▸ Rows:
▶

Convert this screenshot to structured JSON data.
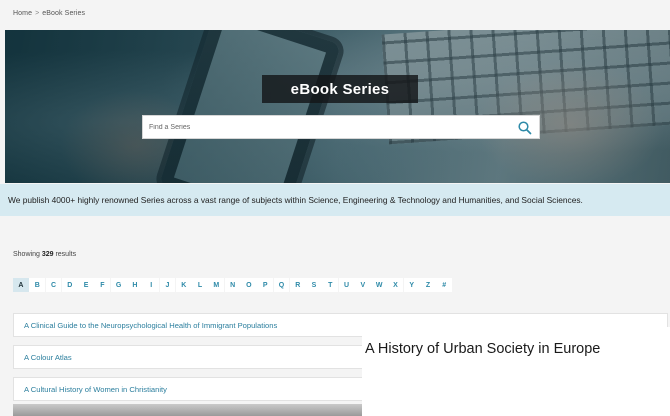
{
  "breadcrumb": {
    "home": "Home",
    "separator": ">",
    "current": "eBook Series"
  },
  "hero": {
    "title": "eBook Series"
  },
  "search": {
    "placeholder": "Find a Series",
    "icon": "search-icon"
  },
  "info_bar": {
    "text": "We publish 4000+ highly renowned Series across a vast range of subjects within Science, Engineering & Technology and Humanities, and Social Sciences."
  },
  "results": {
    "prefix": "Showing",
    "count": "329",
    "suffix": "results"
  },
  "alphabet": {
    "active": "A",
    "letters": [
      "A",
      "B",
      "C",
      "D",
      "E",
      "F",
      "G",
      "H",
      "I",
      "J",
      "K",
      "L",
      "M",
      "N",
      "O",
      "P",
      "Q",
      "R",
      "S",
      "T",
      "U",
      "V",
      "W",
      "X",
      "Y",
      "Z",
      "#"
    ]
  },
  "series_list": [
    "A Clinical Guide to the Neuropsychological Health of Immigrant Populations",
    "A Colour Atlas",
    "A Cultural History of Women in Christianity"
  ],
  "tooltip": {
    "text": "A History of Urban Society in Europe"
  },
  "colors": {
    "link": "#2c7f9e",
    "info_bar_bg": "#d6eaf1",
    "active_letter_bg": "#d6e7ee"
  }
}
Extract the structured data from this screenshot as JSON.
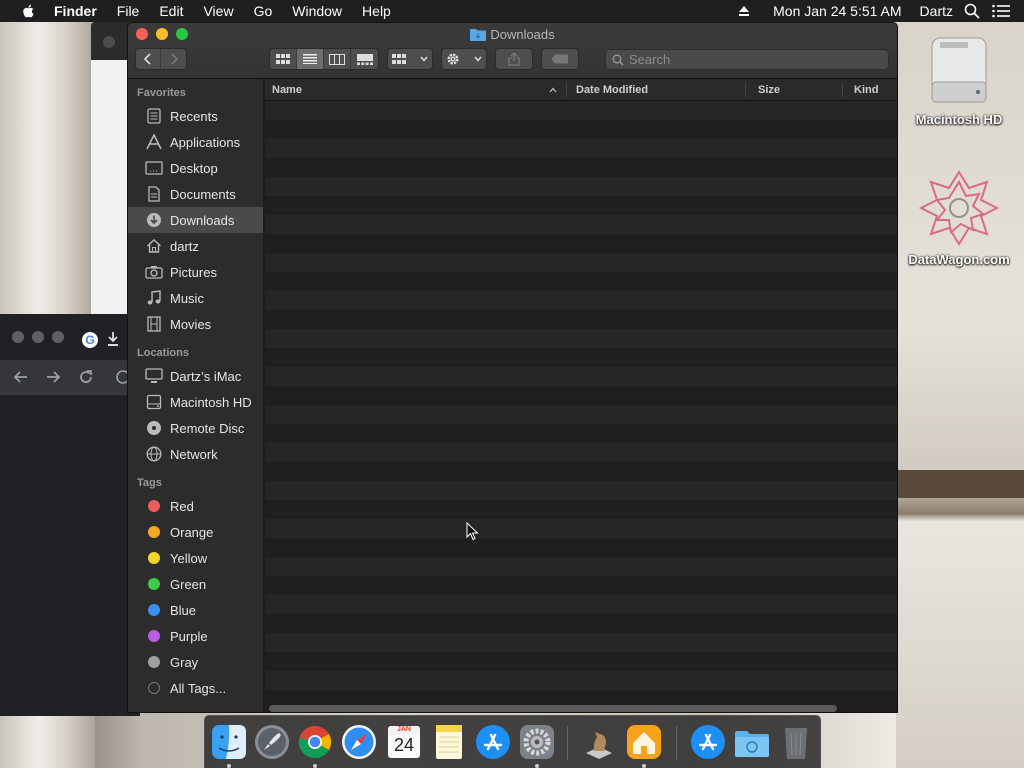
{
  "menubar": {
    "app_name": "Finder",
    "menus": [
      "File",
      "Edit",
      "View",
      "Go",
      "Window",
      "Help"
    ],
    "datetime": "Mon Jan 24  5:51 AM",
    "user": "Dartz"
  },
  "finder": {
    "title": "Downloads",
    "search_placeholder": "Search",
    "columns": {
      "name": "Name",
      "date_modified": "Date Modified",
      "size": "Size",
      "kind": "Kind"
    },
    "sidebar": {
      "favorites_header": "Favorites",
      "favorites": [
        "Recents",
        "Applications",
        "Desktop",
        "Documents",
        "Downloads",
        "dartz",
        "Pictures",
        "Music",
        "Movies"
      ],
      "selected": "Downloads",
      "locations_header": "Locations",
      "locations": [
        "Dartz’s iMac",
        "Macintosh HD",
        "Remote Disc",
        "Network"
      ],
      "tags_header": "Tags",
      "tags": [
        {
          "label": "Red",
          "color": "#ec5b57"
        },
        {
          "label": "Orange",
          "color": "#f5a623"
        },
        {
          "label": "Yellow",
          "color": "#f2d42b"
        },
        {
          "label": "Green",
          "color": "#44c84b"
        },
        {
          "label": "Blue",
          "color": "#3a8ff4"
        },
        {
          "label": "Purple",
          "color": "#b85ce0"
        },
        {
          "label": "Gray",
          "color": "#a0a0a0"
        }
      ],
      "all_tags": "All Tags..."
    }
  },
  "desktop": {
    "icons": [
      "Macintosh HD",
      "DataWagon.com"
    ]
  },
  "chrome": {
    "favicon_letter": "G"
  },
  "dock": {
    "calendar_month": "JAN",
    "calendar_day": "24",
    "apps": [
      "Finder",
      "Launchpad",
      "Google Chrome",
      "Safari",
      "Calendar",
      "Notes",
      "App Store",
      "System Preferences",
      "Chess",
      "Home",
      "App Store Installer",
      "Downloads Folder",
      "Trash"
    ]
  }
}
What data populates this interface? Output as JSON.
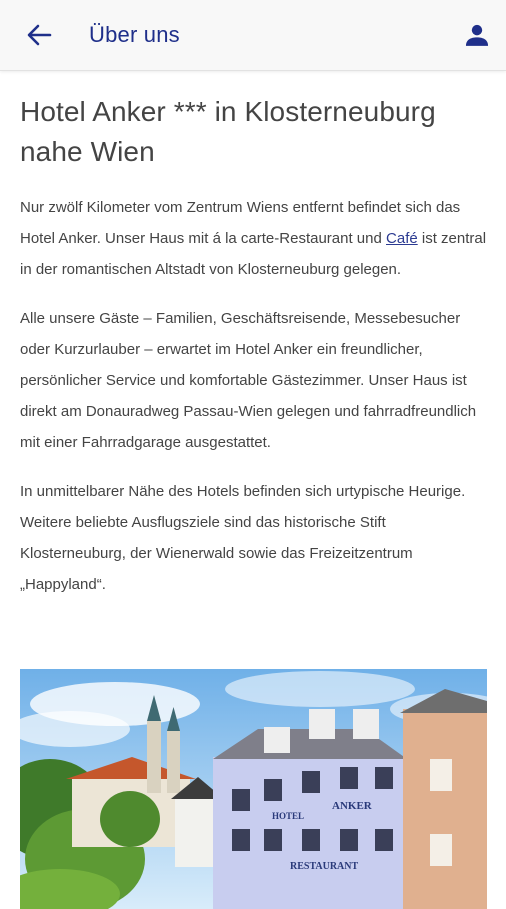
{
  "appbar": {
    "title": "Über uns",
    "back_icon": "arrow-left-icon",
    "profile_icon": "person-icon",
    "accent": "#1f2f8a"
  },
  "main": {
    "heading": "Hotel Anker *** in Klosterneuburg nahe Wien",
    "p1": {
      "before_link": "Nur zwölf Kilometer vom Zentrum Wiens entfernt befindet sich das Hotel Anker. Unser Haus mit á la carte-Restaurant und ",
      "link": "Café",
      "after_link": " ist zentral in der romantischen Altstadt von Klosterneuburg gelegen."
    },
    "p2": "Alle unsere Gäste – Familien, Geschäftsreisende, Messebesucher oder Kurzurlauber – erwartet im Hotel Anker ein freundlicher, persönlicher Service und komfortable Gästezimmer. Unser Haus ist direkt am Donauradweg Passau-Wien gelegen und fahrradfreundlich mit einer Fahrradgarage ausgestattet.",
    "p3": "In unmittelbarer Nähe des Hotels befinden sich urtypische Heurige. Weitere beliebte Ausflugsziele sind das historische Stift Klosterneuburg, der Wienerwald sowie das Freizeitzentrum „Happyland“."
  },
  "hero_image": {
    "sign_hotel": "HOTEL",
    "sign_anker": "ANKER",
    "sign_restaurant": "RESTAURANT"
  }
}
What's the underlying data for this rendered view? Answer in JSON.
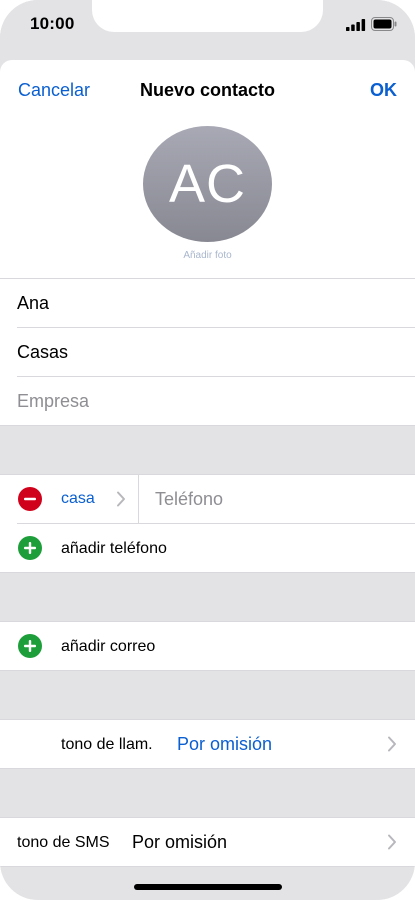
{
  "status": {
    "time": "10:00"
  },
  "nav": {
    "cancel": "Cancelar",
    "title": "Nuevo contacto",
    "ok": "OK"
  },
  "avatar": {
    "initials": "AC",
    "add_photo": "Añadir foto"
  },
  "fields": {
    "first_name": "Ana",
    "last_name": "Casas",
    "company_placeholder": "Empresa"
  },
  "phone": {
    "label": "casa",
    "placeholder": "Teléfono",
    "add": "añadir teléfono"
  },
  "email": {
    "add": "añadir correo"
  },
  "ringtone": {
    "label": "tono de llam.",
    "value": "Por omisión"
  },
  "sms_tone": {
    "label": "tono de SMS",
    "value": "Por omisión"
  },
  "colors": {
    "accent": "#0a5fd1",
    "remove": "#d0021b",
    "add": "#1e9e3a",
    "placeholder": "#8e8e93"
  },
  "icons": {
    "remove": "minus-circle-icon",
    "add": "plus-circle-icon",
    "disclosure": "chevron-right-icon"
  }
}
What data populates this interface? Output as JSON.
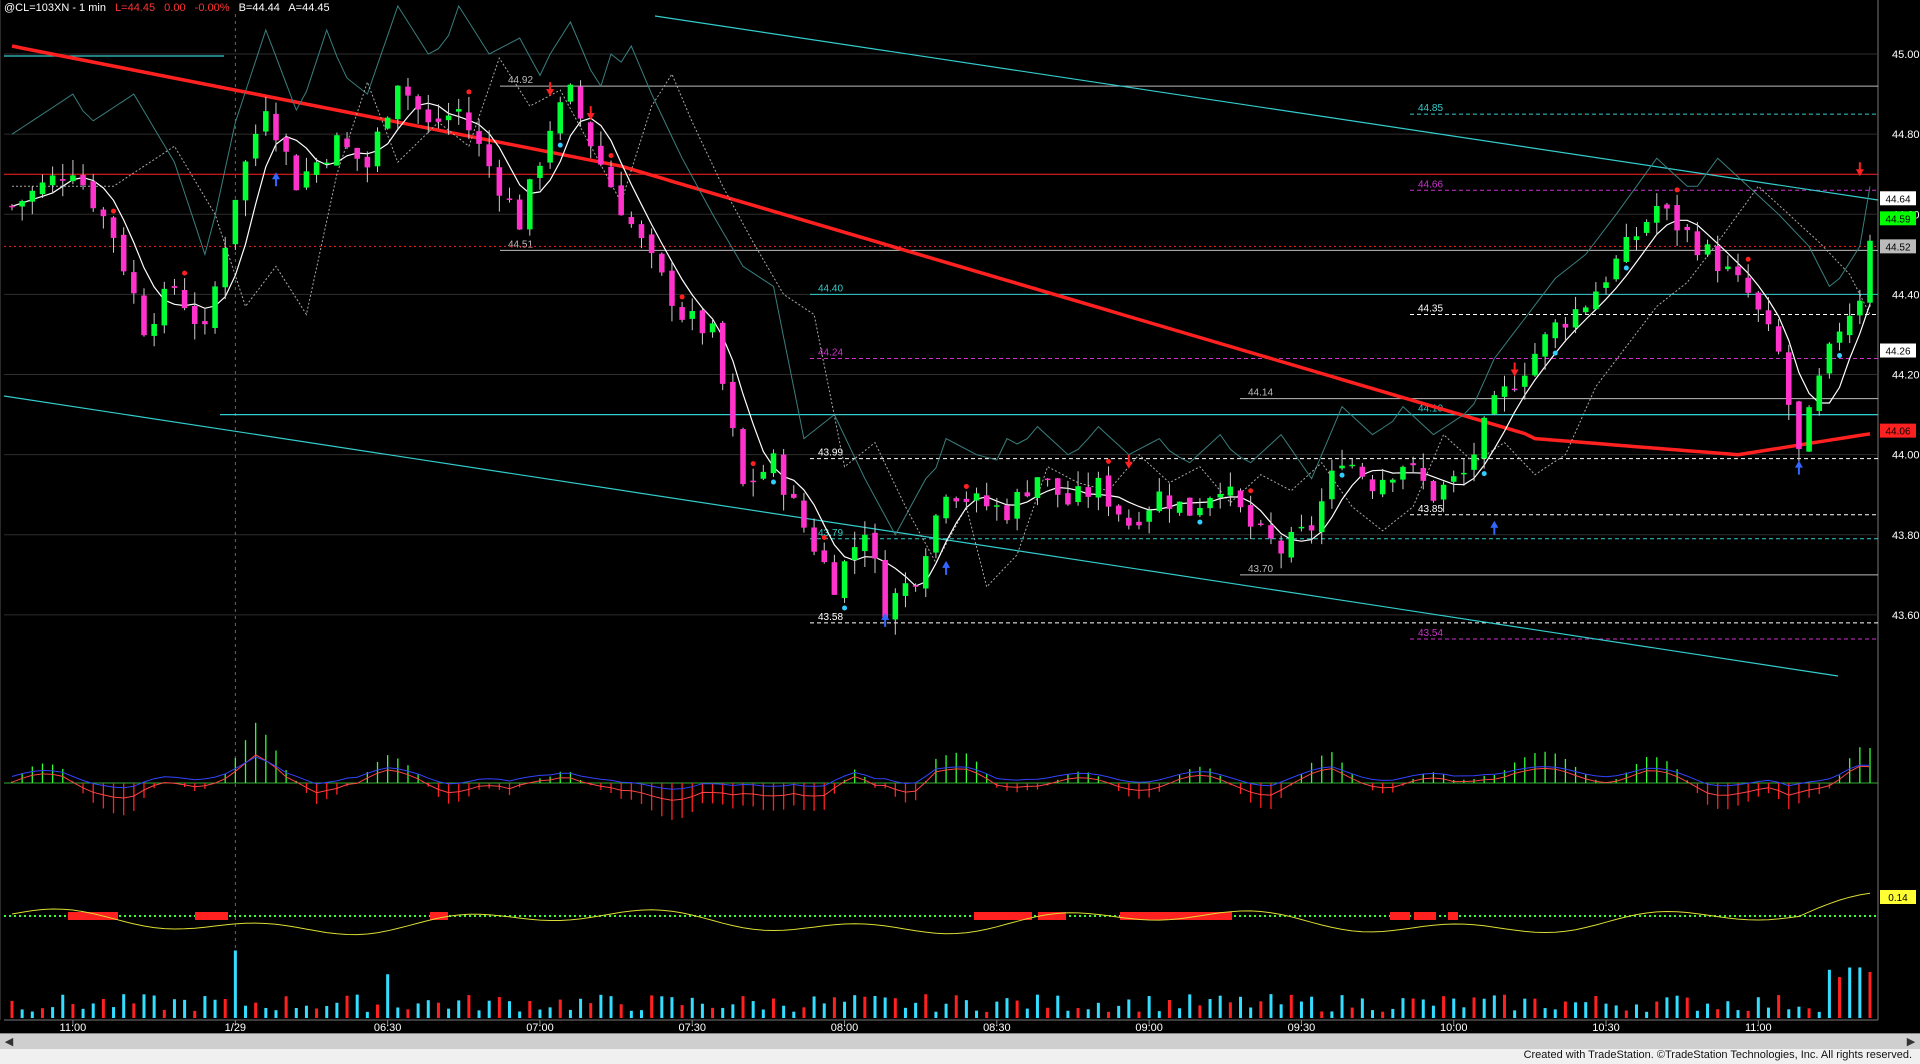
{
  "header": {
    "symbol": "@CL=103XN - 1 min",
    "last": "L=44.45",
    "change": "0.00",
    "pct": "-0.00%",
    "bid": "B=44.44",
    "ask": "A=44.45"
  },
  "footer": {
    "credit": "Created with TradeStation. ©TradeStation Technologies, Inc. All rights reserved."
  },
  "colors": {
    "background": "#000000",
    "up_candle": "#00ff33",
    "down_candle": "#ff33cc",
    "ma_long": "#ff2020",
    "ma_short": "#ffffff",
    "trendline": "#33cccc",
    "pivot_magenta": "#cc33cc"
  },
  "chart_data": [
    {
      "type": "candlestick",
      "ylim": [
        43.45,
        45.1
      ],
      "yticks": [
        "45.00",
        "44.80",
        "44.60",
        "44.40",
        "44.20",
        "44.00",
        "43.80",
        "43.60"
      ],
      "xticks": [
        "11:00",
        "1/29",
        "06:30",
        "07:00",
        "07:30",
        "08:00",
        "08:30",
        "09:00",
        "09:30",
        "10:00",
        "10:30",
        "11:00"
      ],
      "price_badges": [
        {
          "label": "44.64",
          "value": 44.64,
          "color": "#ffffff"
        },
        {
          "label": "44.59",
          "value": 44.59,
          "color": "#00ff00"
        },
        {
          "label": "44.52",
          "value": 44.52,
          "color": "#bbbbbb"
        },
        {
          "label": "44.26",
          "value": 44.26,
          "color": "#ffffff"
        },
        {
          "label": "44.06",
          "value": 44.06,
          "color": "#ff2020"
        }
      ],
      "horizontal_levels": [
        {
          "label": "44.92",
          "value": 44.92,
          "color": "#bbbbbb",
          "style": "solid"
        },
        {
          "label": "44.85",
          "value": 44.85,
          "color": "#33cccc",
          "style": "dashed"
        },
        {
          "label": "44.66",
          "value": 44.66,
          "color": "#cc33cc",
          "style": "dashed"
        },
        {
          "label": "44.51",
          "value": 44.51,
          "color": "#bbbbbb",
          "style": "solid"
        },
        {
          "label": "44.40",
          "value": 44.4,
          "color": "#33cccc",
          "style": "solid"
        },
        {
          "label": "44.35",
          "value": 44.35,
          "color": "#ffffff",
          "style": "dashed"
        },
        {
          "label": "44.24",
          "value": 44.24,
          "color": "#cc33cc",
          "style": "dashed"
        },
        {
          "label": "44.14",
          "value": 44.14,
          "color": "#bbbbbb",
          "style": "solid"
        },
        {
          "label": "44.10",
          "value": 44.1,
          "color": "#33cccc",
          "style": "solid"
        },
        {
          "label": "43.99",
          "value": 43.99,
          "color": "#ffffff",
          "style": "dashed"
        },
        {
          "label": "43.85",
          "value": 43.85,
          "color": "#ffffff",
          "style": "dashed"
        },
        {
          "label": "43.79",
          "value": 43.79,
          "color": "#33cccc",
          "style": "dashed"
        },
        {
          "label": "43.70",
          "value": 43.7,
          "color": "#bbbbbb",
          "style": "solid"
        },
        {
          "label": "43.58",
          "value": 43.58,
          "color": "#ffffff",
          "style": "dashed"
        },
        {
          "label": "43.54",
          "value": 43.54,
          "color": "#cc33cc",
          "style": "dashed"
        }
      ],
      "red_level": 44.7,
      "price_path": [
        [
          0,
          44.62
        ],
        [
          6,
          44.72
        ],
        [
          10,
          44.55
        ],
        [
          13,
          44.32
        ],
        [
          16,
          44.42
        ],
        [
          19,
          44.3
        ],
        [
          22,
          44.65
        ],
        [
          25,
          44.88
        ],
        [
          28,
          44.68
        ],
        [
          32,
          44.78
        ],
        [
          35,
          44.72
        ],
        [
          38,
          44.94
        ],
        [
          41,
          44.82
        ],
        [
          44,
          44.86
        ],
        [
          47,
          44.72
        ],
        [
          50,
          44.58
        ],
        [
          53,
          44.82
        ],
        [
          55,
          44.9
        ],
        [
          57,
          44.78
        ],
        [
          60,
          44.62
        ],
        [
          63,
          44.48
        ],
        [
          66,
          44.35
        ],
        [
          69,
          44.3
        ],
        [
          72,
          43.92
        ],
        [
          75,
          43.98
        ],
        [
          78,
          43.82
        ],
        [
          81,
          43.68
        ],
        [
          84,
          43.82
        ],
        [
          86,
          43.62
        ],
        [
          89,
          43.7
        ],
        [
          92,
          43.92
        ],
        [
          95,
          43.88
        ],
        [
          98,
          43.86
        ],
        [
          101,
          43.95
        ],
        [
          104,
          43.88
        ],
        [
          107,
          43.92
        ],
        [
          110,
          43.83
        ],
        [
          113,
          43.9
        ],
        [
          116,
          43.86
        ],
        [
          119,
          43.93
        ],
        [
          122,
          43.82
        ],
        [
          125,
          43.76
        ],
        [
          128,
          43.82
        ],
        [
          131,
          44.0
        ],
        [
          134,
          43.93
        ],
        [
          137,
          43.98
        ],
        [
          140,
          43.9
        ],
        [
          143,
          43.95
        ],
        [
          146,
          44.12
        ],
        [
          149,
          44.22
        ],
        [
          152,
          44.32
        ],
        [
          155,
          44.38
        ],
        [
          158,
          44.48
        ],
        [
          162,
          44.62
        ],
        [
          165,
          44.55
        ],
        [
          168,
          44.48
        ],
        [
          171,
          44.4
        ],
        [
          174,
          44.25
        ],
        [
          176,
          44.0
        ],
        [
          178,
          44.18
        ],
        [
          180,
          44.32
        ],
        [
          182,
          44.4
        ],
        [
          183,
          44.55
        ]
      ],
      "n_bars": 184
    },
    {
      "type": "bar",
      "name": "oscillator-histogram",
      "ylim": [
        -1,
        1
      ],
      "values_note": "shape follows price momentum"
    },
    {
      "type": "line",
      "name": "lower-indicator",
      "badge": "0.14"
    },
    {
      "type": "bar",
      "name": "volume"
    }
  ]
}
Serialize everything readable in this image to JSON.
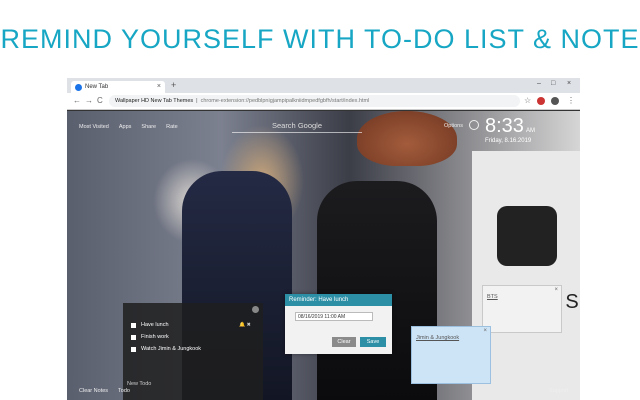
{
  "headline": "REMIND YOURSELF WITH TO-DO LIST & NOTE",
  "browser": {
    "tab_title": "New Tab",
    "new_tab": "+",
    "tab_close": "×",
    "window_controls": [
      "–",
      "□",
      "×"
    ],
    "nav": [
      "←",
      "→",
      "C"
    ],
    "page_title": "Wallpaper HD New Tab Themes",
    "url": "chrome-extension://pedblpnigjampipalkniidmpedfgbfh/start/index.html",
    "star": "☆"
  },
  "newtab": {
    "top_links": [
      "Most Visited",
      "Apps",
      "Share",
      "Rate"
    ],
    "search_placeholder": "Search Google",
    "options_label": "Options",
    "clock_time": "8:33",
    "clock_suffix": "AM",
    "clock_date": "Friday, 8.16.2019",
    "poster_text": "WINGS",
    "bottom_left": [
      "Clear Notes",
      "Todo"
    ],
    "bottom_right": "Support"
  },
  "todo": {
    "items": [
      {
        "label": "Have lunch"
      },
      {
        "label": "Finish work"
      },
      {
        "label": "Watch Jimin & Jungkook"
      }
    ],
    "new_todo_label": "New Todo"
  },
  "reminder": {
    "title": "Reminder: Have lunch",
    "datetime": "08/16/2019 11:00 AM",
    "clear_label": "Clear",
    "save_label": "Save"
  },
  "notes": [
    {
      "text": "Jimin & Jungkook"
    },
    {
      "text": "BTS"
    }
  ],
  "colors": {
    "accent": "#17a7c4",
    "reminder_header": "#2c8fa6",
    "note_blue": "#cde3f6"
  }
}
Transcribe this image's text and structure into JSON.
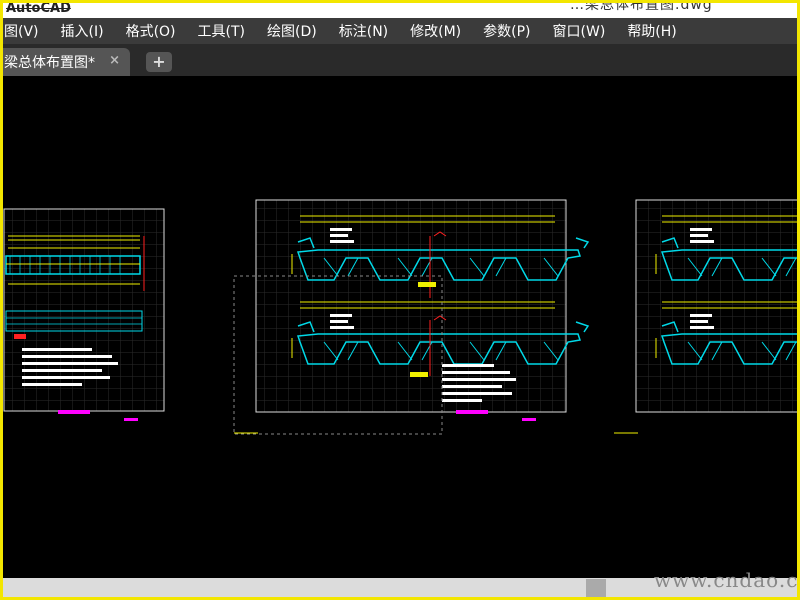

◀

▸ Your goal: Copy every line in the listing above where the string "Have" turns up.

▸ Solved problem:
        "label": "Have lunch"
    "title": "Reminder: Have lunch",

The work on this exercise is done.